WHAT IS NEEDED.
Calculate how many lines of the data hold "könne". The answer consists of that number only.

Source data:
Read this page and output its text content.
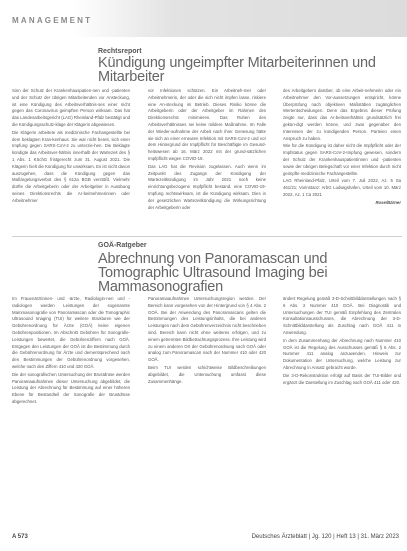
MANAGEMENT
Rechtsreport
Kündigung ungeimpfter Mitarbeiterinnen und Mitarbeiter

Sinn der Schutz der Krankenhauspatien-nen und -patienten und der Schutz der übrigen Mitarbeitenden vor Ansteckung, ist eine Kündigung des Arbeitsverhältnis-ses einer nicht gegen das Coronavirus geimpften Person wirksam. Das hat das Landesarbeitsgericht (LAG) Rheinland-Pfalz bestätigt und die Kündigungsschutz-klage der Klägerin abgewiesen.

Die Klägerin arbeitete als medizinische Fachangestellte bei dem beklagten Kran-kenhaus. Sie war nicht bereit, sich einer Impfung gegen SARS-CoV-2 zu unterzie-hen. Die Beklagte kündigte das Arbeitsver-hältnis innerhalb der Wartezeit des § 1 Abs. 1 KSchG fristgerecht zum 31. August 2021. Die Klägerin hielt die Kündigung für unwirksam. Es ist nicht davon auszugehen, dass die Kündigung gegen das Maßregelungsverbot des § 612a BGB verstößt. Vielmehr dürfte die Arbeitgeberin oder der Arbeitgeber in Ausübung seines Direktionsrechts die Ar-beitnehmerinnen oder Arbeitnehmer

vor Infektionen schützen. Ein Arbeitneh-mer oder Arbeitnehmerin, der oder die sich nicht impfen lasse, riskiere eine An-steckung im Betrieb. Dieses Risiko könne die Arbeitgeberin oder der Arbeitgeber im Rahmen des Direktionsrechts minimieren. Das Ruhen des Arbeitsverhältnisses sei keine mildere Maßnahme. Im Falle der Wieder-aufnahme der Arbeit nach ihrer Genesung hätte sie sich an einer erneuten Infektion mit SARS-CoV-2 und vor dem Hintergrund der Impfpflicht für Beschäftigte im Gesund-heitswesen ab 16. März 2022 mit der grund-sätzlichen Impfpflicht wegen COVID-19.

Das LAG hat die Revision zugelassen. Auch wenn im Zeitpunkt des Zugangs der Kündigung der Wartezeitkündigung im Jahr 2021 noch keine einrichtungsbezogene Impfpflicht bestand, eine COVID-19-Impfung rechtswirksam, ist die Kündigung wirksam. Dies in der gesetzlichen Wartezeitkündigung die Wirkungsrichtung der Arbeitgeberin oder

des Arbeitgebers darüber, ob eine Arbeit-nehmerin oder ein Arbeitnehmer den Vor-aussetzungen entspricht, könne Überprüfung nach objektiven Maßstäben zugänglichen Wertentscheidungen. Denn das Ergebnis dieser Prüfung zeigte nur, dass das Ar-beitsverhältnis grundsätzlich frei gekün-digt werden könne, und zwar gegenüber den Interessen der zu kündigenden Person. Parteien einen Anspruch zu haben.

Wie für die Kündigung ist daher nicht die Impfpflicht oder der Impfstatus gegen SARS-CoV-2-Impfung gewesen, sondern der Schutz der Krankenhauspatientinnen und -patienten sowie der übrigen Belegschaft vor einer Infektion durch nicht geimpfte medizinische Fachangestellte.

LAG Rheinland-Pfalz, Urteil vom 7. Juli 2022, Az. 5 Sa 461/21; Vorinstanz: ArbG Ludwigshafen, Urteil vom 10. März 2022, Az. 1 Ca 2021

Rose/Bärner

GOÄ-Ratgeber
Abrechnung von Panoramascan und Tomographic Ultrasound Imaging bei Mammasonografien

Im Frauenärztinnen- und -ärzte, Radiologin-nen und -radiologen werden Leistungen der sogenannte Mammasonografie von Panoramascan oder die Tomographic Ultrasound Imaging (TUI) für weitere Strukturen wie der Gebührenordnung für Ärzte (GOÄ) keine eigenen Gebührenpositionen. Im Abschnitt Gebühren für Sonografie-Leistungen bewertet, die Gebührenziffern nach GOÄ. Entgegen den Leistungen der GOÄ ist die Bestimmung durch die Gebührenordnung für Ärzte und dementsprechend nach den Bestimmungen der Gebührenordnung vorgesehen, welche nach den Ziffern 410 und 420 GOÄ.

Die der sonografischen Untersuchung der Brustdrüse werden Panoramaaufnahmen dieser Untersuchung abgebildet, die Leistung der Abrechnung für Bestimmung auf einer höheren Ebene für Bestandteil der Sonografie der Brustdrüse abgerechnet.

Panoramaaufnahmen Untersuchungsregion werden. Der Bereich kann vorgesehen von der Hintergrund von § 4 Abs. 2 GOÄ. Bei der Anwendung des Panoramascans gelten die Bestimmungen des Leistungsinhalts, die bei anderen Leistungen nach dem Gebührenverzeichnis nicht beschrieben sind. Bereich kann nicht ohne weiteres erfolgen, und zu einem getrennten Bildbetrachtungsprozess. Ihre Leistung wird zu einem anderen Ort der Gebührenordnung nach GOÄ oder analog zum Panoramascan nach der Nummer 410 oder 420 GOÄ.

Beim TUI werden schichtweise Bildbeschreibungen abgebildet, die Untersuchung umfasst diese Zusammenhänge.

ändert Regelung gemäß 3-D-Schnittbilddarstellungen nach § 6 Abs. 2 Nummer 410 GOÄ. Bei Diagnostik und Untersuchungen der TUI gemäß Empfehlung des Zentralen Konsultationsausschusses, die Abrechnung der 3-D-Schnittbilddarstellung als Zuschlag nach GOÄ 411 in Anwendung.

In dem Zusammenhang der Abrechnung nach Nummer 410 GOÄ ist die Regelung des Ausschusses gemäß § 6 Abs. 2 Nummer 411 analog anzuwenden. Hinweis zur Dokumentation der Untersuchung, welche Leistung zur Abrechnung in Ansatz gebracht wurde.

Die 3-D-Rekonstruktion erfolgt auf Basis der TUI-Bilder und ergänzt die Darstellung im Zuschlag nach GOÄ 411 oder 420.

A 573	Deutsches Ärzteblatt | Jg. 120 | Heft 13 | 31. März 2023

OUTPUT OF THE TASK.
2